---- Data
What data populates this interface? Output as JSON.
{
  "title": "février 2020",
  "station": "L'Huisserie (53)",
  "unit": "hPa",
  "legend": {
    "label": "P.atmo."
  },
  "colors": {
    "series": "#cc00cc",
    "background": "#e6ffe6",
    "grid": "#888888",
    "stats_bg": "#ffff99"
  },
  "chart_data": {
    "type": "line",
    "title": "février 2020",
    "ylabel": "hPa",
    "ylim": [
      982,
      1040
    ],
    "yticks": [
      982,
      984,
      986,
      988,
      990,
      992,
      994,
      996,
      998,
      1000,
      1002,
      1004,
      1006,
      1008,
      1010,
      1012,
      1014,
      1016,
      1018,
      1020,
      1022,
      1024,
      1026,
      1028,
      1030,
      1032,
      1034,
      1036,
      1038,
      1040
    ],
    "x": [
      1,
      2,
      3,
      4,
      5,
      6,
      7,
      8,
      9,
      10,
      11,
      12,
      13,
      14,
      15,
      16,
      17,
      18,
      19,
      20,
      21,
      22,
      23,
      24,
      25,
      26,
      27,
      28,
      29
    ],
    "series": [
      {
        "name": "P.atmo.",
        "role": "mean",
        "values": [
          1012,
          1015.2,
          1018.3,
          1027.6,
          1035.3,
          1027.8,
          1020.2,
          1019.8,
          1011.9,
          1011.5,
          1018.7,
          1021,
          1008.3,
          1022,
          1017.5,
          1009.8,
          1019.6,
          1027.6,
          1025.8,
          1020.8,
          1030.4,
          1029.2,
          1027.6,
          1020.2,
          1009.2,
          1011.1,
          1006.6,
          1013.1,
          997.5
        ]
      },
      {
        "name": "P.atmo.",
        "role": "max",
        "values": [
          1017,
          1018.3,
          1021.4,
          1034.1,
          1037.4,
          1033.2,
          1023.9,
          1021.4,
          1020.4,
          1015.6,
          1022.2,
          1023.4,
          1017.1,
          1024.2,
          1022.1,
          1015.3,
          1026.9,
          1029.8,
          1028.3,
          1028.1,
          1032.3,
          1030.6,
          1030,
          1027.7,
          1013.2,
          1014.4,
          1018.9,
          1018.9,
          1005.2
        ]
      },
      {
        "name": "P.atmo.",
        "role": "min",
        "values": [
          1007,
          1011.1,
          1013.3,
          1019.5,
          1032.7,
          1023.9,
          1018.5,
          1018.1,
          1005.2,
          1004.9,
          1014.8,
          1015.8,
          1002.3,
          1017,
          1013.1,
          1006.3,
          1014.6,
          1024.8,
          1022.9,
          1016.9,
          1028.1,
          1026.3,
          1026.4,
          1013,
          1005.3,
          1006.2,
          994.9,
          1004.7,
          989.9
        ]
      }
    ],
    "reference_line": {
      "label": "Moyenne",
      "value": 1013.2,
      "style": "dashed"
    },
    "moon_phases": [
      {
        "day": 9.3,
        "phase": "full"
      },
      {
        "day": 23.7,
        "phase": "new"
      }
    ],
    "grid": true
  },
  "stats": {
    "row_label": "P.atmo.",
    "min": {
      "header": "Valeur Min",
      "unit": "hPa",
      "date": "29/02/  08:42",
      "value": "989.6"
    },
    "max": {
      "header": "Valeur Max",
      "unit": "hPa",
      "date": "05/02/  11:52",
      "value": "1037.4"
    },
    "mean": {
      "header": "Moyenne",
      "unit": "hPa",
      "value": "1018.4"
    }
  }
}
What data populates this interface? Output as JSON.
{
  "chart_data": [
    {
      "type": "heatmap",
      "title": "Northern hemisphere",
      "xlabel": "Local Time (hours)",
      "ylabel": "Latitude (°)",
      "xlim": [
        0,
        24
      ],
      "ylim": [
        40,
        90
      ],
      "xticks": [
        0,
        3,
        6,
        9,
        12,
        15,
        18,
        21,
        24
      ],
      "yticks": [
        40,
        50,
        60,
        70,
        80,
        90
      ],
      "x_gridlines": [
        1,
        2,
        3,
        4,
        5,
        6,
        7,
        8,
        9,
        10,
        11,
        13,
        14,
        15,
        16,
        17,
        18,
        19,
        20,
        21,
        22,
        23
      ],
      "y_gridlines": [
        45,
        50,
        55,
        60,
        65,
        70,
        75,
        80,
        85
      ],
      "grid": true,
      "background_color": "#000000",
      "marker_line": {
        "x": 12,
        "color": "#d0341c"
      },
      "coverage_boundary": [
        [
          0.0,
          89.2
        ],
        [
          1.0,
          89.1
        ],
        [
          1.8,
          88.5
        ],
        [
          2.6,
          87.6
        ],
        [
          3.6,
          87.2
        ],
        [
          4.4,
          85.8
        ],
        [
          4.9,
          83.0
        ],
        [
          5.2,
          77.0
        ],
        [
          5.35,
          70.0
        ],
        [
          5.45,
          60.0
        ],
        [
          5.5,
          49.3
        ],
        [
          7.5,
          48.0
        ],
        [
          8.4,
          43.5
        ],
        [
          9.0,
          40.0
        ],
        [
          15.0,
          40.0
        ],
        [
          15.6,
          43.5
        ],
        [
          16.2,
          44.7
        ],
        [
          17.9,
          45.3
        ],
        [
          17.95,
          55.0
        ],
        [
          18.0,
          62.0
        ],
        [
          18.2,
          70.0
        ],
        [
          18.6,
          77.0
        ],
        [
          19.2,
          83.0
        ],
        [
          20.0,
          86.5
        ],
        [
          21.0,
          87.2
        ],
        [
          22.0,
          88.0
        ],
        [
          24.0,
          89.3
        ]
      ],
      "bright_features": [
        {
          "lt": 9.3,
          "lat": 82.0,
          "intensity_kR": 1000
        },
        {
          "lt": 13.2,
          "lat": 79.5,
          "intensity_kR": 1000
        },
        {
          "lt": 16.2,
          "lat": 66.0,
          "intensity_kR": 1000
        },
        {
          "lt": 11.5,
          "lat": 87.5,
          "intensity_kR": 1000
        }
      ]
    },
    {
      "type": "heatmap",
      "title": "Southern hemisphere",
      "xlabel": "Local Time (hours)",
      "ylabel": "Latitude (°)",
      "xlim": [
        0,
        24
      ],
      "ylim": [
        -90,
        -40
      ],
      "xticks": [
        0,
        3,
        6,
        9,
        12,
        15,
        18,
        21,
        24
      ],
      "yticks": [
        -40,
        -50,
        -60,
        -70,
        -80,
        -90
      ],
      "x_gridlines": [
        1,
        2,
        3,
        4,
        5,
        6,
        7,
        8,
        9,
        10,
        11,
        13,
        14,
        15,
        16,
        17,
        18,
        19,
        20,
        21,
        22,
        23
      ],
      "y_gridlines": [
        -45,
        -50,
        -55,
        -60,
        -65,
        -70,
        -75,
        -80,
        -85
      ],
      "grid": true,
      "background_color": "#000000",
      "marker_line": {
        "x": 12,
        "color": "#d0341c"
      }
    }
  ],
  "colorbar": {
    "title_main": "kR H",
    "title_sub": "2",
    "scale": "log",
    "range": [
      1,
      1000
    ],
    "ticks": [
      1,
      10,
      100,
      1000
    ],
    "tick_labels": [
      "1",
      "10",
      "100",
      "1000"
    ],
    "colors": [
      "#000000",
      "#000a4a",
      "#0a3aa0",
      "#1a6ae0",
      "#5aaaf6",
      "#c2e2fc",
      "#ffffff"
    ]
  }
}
--------
> _Requirements_: Your task is to extract all of the records exactly.

> _Correct result_:
What data populates this interface? Output as JSON.
{
  "title": "février 2020",
  "station": "L'Huisserie (53)",
  "unit": "hPa",
  "legend": {
    "label": "P.atmo."
  },
  "colors": {
    "series": "#cc00cc",
    "background": "#e6ffe6",
    "grid": "#888888",
    "stats_bg": "#ffff99"
  },
  "chart_data": {
    "type": "line",
    "title": "février 2020",
    "ylabel": "hPa",
    "ylim": [
      982,
      1040
    ],
    "yticks": [
      982,
      984,
      986,
      988,
      990,
      992,
      994,
      996,
      998,
      1000,
      1002,
      1004,
      1006,
      1008,
      1010,
      1012,
      1014,
      1016,
      1018,
      1020,
      1022,
      1024,
      1026,
      1028,
      1030,
      1032,
      1034,
      1036,
      1038,
      1040
    ],
    "x": [
      1,
      2,
      3,
      4,
      5,
      6,
      7,
      8,
      9,
      10,
      11,
      12,
      13,
      14,
      15,
      16,
      17,
      18,
      19,
      20,
      21,
      22,
      23,
      24,
      25,
      26,
      27,
      28,
      29
    ],
    "series": [
      {
        "name": "P.atmo.",
        "role": "mean",
        "values": [
          1012,
          1015.2,
          1018.3,
          1027.6,
          1035.3,
          1027.8,
          1020.2,
          1019.8,
          1011.9,
          1011.5,
          1018.7,
          1021,
          1008.3,
          1022,
          1017.5,
          1009.8,
          1019.6,
          1027.6,
          1025.8,
          1020.8,
          1030.4,
          1029.2,
          1027.6,
          1020.2,
          1009.2,
          1011.1,
          1006.6,
          1013.1,
          997.5
        ]
      },
      {
        "name": "P.atmo.",
        "role": "max",
        "values": [
          1017,
          1018.3,
          1021.4,
          1034.1,
          1037.4,
          1033.2,
          1023.9,
          1021.4,
          1020.4,
          1015.6,
          1022.2,
          1023.4,
          1017.1,
          1024.2,
          1022.1,
          1015.3,
          1026.9,
          1029.8,
          1028.3,
          1028.1,
          1032.3,
          1030.6,
          1030,
          1027.7,
          1013.2,
          1014.4,
          1018.9,
          1018.9,
          1005.2
        ]
      },
      {
        "name": "P.atmo.",
        "role": "min",
        "values": [
          1007,
          1011.1,
          1013.3,
          1019.5,
          1032.7,
          1023.9,
          1018.5,
          1018.1,
          1005.2,
          1004.9,
          1014.8,
          1015.8,
          1002.3,
          1017,
          1013.1,
          1006.3,
          1014.6,
          1024.8,
          1022.9,
          1016.9,
          1028.1,
          1026.3,
          1026.4,
          1013,
          1005.3,
          1006.2,
          994.9,
          1004.7,
          989.9
        ]
      }
    ],
    "reference_line": {
      "label": "Moyenne",
      "value": 1013.2,
      "style": "dashed"
    },
    "moon_phases": [
      {
        "day": 9.3,
        "phase": "full"
      },
      {
        "day": 23.7,
        "phase": "new"
      }
    ],
    "grid": true
  },
  "stats": {
    "row_label": "P.atmo.",
    "min": {
      "header": "Valeur Min",
      "unit": "hPa",
      "date": "29/02/  08:42",
      "value": "989.6"
    },
    "max": {
      "header": "Valeur Max",
      "unit": "hPa",
      "date": "05/02/  11:52",
      "value": "1037.4"
    },
    "mean": {
      "header": "Moyenne",
      "unit": "hPa",
      "value": "1018.4"
    }
  }
}
What data populates this interface? Output as JSON.
{
  "chart_data": [
    {
      "type": "heatmap",
      "title": "Northern hemisphere",
      "xlabel": "Local Time (hours)",
      "ylabel": "Latitude (°)",
      "xlim": [
        0,
        24
      ],
      "ylim": [
        40,
        90
      ],
      "xticks": [
        0,
        3,
        6,
        9,
        12,
        15,
        18,
        21,
        24
      ],
      "yticks": [
        40,
        50,
        60,
        70,
        80,
        90
      ],
      "x_gridlines": [
        1,
        2,
        3,
        4,
        5,
        6,
        7,
        8,
        9,
        10,
        11,
        13,
        14,
        15,
        16,
        17,
        18,
        19,
        20,
        21,
        22,
        23
      ],
      "y_gridlines": [
        45,
        50,
        55,
        60,
        65,
        70,
        75,
        80,
        85
      ],
      "grid": true,
      "background_color": "#000000",
      "marker_line": {
        "x": 12,
        "color": "#d0341c"
      },
      "coverage_boundary": [
        [
          0.0,
          89.2
        ],
        [
          1.0,
          89.1
        ],
        [
          1.8,
          88.5
        ],
        [
          2.6,
          87.6
        ],
        [
          3.6,
          87.2
        ],
        [
          4.4,
          85.8
        ],
        [
          4.9,
          83.0
        ],
        [
          5.2,
          77.0
        ],
        [
          5.35,
          70.0
        ],
        [
          5.45,
          60.0
        ],
        [
          5.5,
          49.3
        ],
        [
          7.5,
          48.0
        ],
        [
          8.4,
          43.5
        ],
        [
          9.0,
          40.0
        ],
        [
          15.0,
          40.0
        ],
        [
          15.6,
          43.5
        ],
        [
          16.2,
          44.7
        ],
        [
          17.9,
          45.3
        ],
        [
          17.95,
          55.0
        ],
        [
          18.0,
          62.0
        ],
        [
          18.2,
          70.0
        ],
        [
          18.6,
          77.0
        ],
        [
          19.2,
          83.0
        ],
        [
          20.0,
          86.5
        ],
        [
          21.0,
          87.2
        ],
        [
          22.0,
          88.0
        ],
        [
          24.0,
          89.3
        ]
      ],
      "bright_features": [
        {
          "lt": 9.3,
          "lat": 82.0,
          "intensity_kR": 1000
        },
        {
          "lt": 13.2,
          "lat": 79.5,
          "intensity_kR": 1000
        },
        {
          "lt": 16.2,
          "lat": 66.0,
          "intensity_kR": 1000
        },
        {
          "lt": 11.5,
          "lat": 87.5,
          "intensity_kR": 1000
        }
      ]
    },
    {
      "type": "heatmap",
      "title": "Southern hemisphere",
      "xlabel": "Local Time (hours)",
      "ylabel": "Latitude (°)",
      "xlim": [
        0,
        24
      ],
      "ylim": [
        -90,
        -40
      ],
      "xticks": [
        0,
        3,
        6,
        9,
        12,
        15,
        18,
        21,
        24
      ],
      "yticks": [
        -40,
        -50,
        -60,
        -70,
        -80,
        -90
      ],
      "x_gridlines": [
        1,
        2,
        3,
        4,
        5,
        6,
        7,
        8,
        9,
        10,
        11,
        13,
        14,
        15,
        16,
        17,
        18,
        19,
        20,
        21,
        22,
        23
      ],
      "y_gridlines": [
        -45,
        -50,
        -55,
        -60,
        -65,
        -70,
        -75,
        -80,
        -85
      ],
      "grid": true,
      "background_color": "#000000",
      "marker_line": {
        "x": 12,
        "color": "#d0341c"
      }
    }
  ],
  "colorbar": {
    "title_main": "kR H",
    "title_sub": "2",
    "scale": "log",
    "range": [
      1,
      1000
    ],
    "ticks": [
      1,
      10,
      100,
      1000
    ],
    "tick_labels": [
      "1",
      "10",
      "100",
      "1000"
    ],
    "colors": [
      "#000000",
      "#000a4a",
      "#0a3aa0",
      "#1a6ae0",
      "#5aaaf6",
      "#c2e2fc",
      "#ffffff"
    ]
  }
}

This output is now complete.